:: Short exercise ::
Word for word, repeat the entries, minus the pictures.

:: Source material ::
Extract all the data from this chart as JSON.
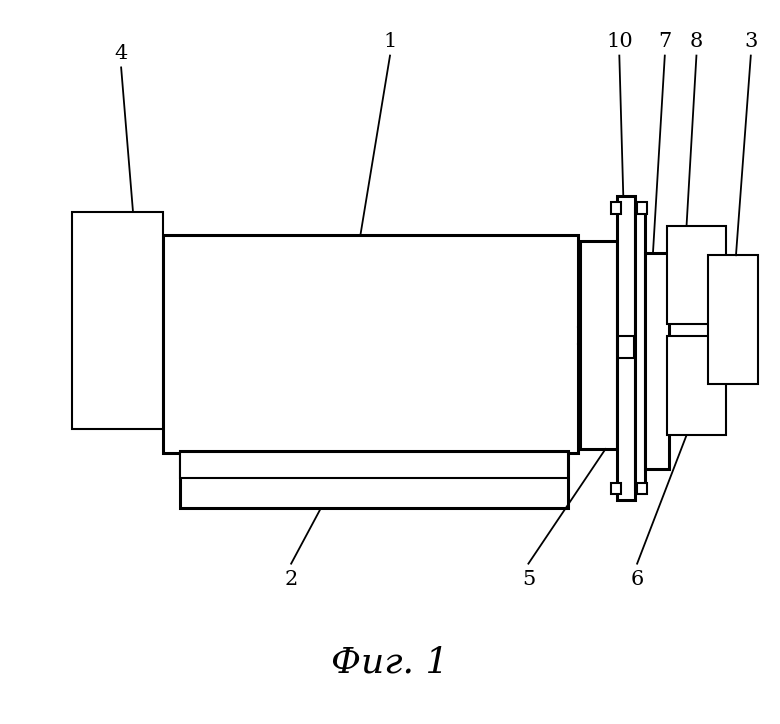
{
  "fig_width": 7.8,
  "fig_height": 7.24,
  "dpi": 100,
  "bg_color": "#ffffff",
  "line_color": "#000000",
  "lw_main": 2.2,
  "lw_thin": 1.5,
  "lw_leader": 1.3,
  "caption": "Фиг. 1",
  "caption_fontsize": 26
}
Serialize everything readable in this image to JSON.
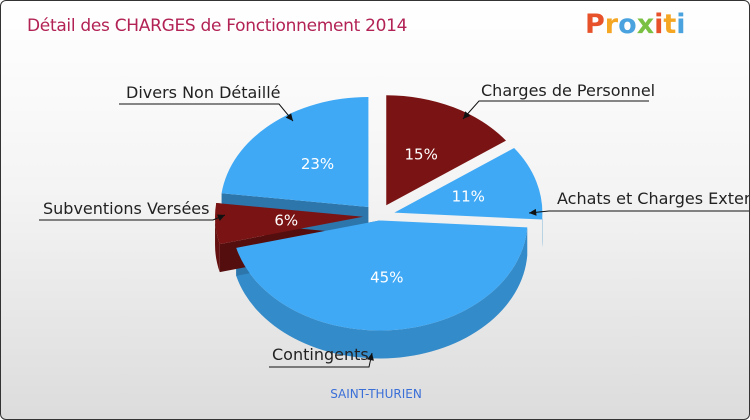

:: Solved problem ::
Extract all the data from this chart as JSON.
{
  "fig_width": 7.8,
  "fig_height": 7.24,
  "dpi": 100,
  "bg_color": "#ffffff",
  "line_color": "#000000",
  "lw_main": 2.2,
  "lw_thin": 1.5,
  "lw_leader": 1.3,
  "caption": "Фиг. 1",
  "caption_fontsize": 26
}
Serialize everything readable in this image to JSON.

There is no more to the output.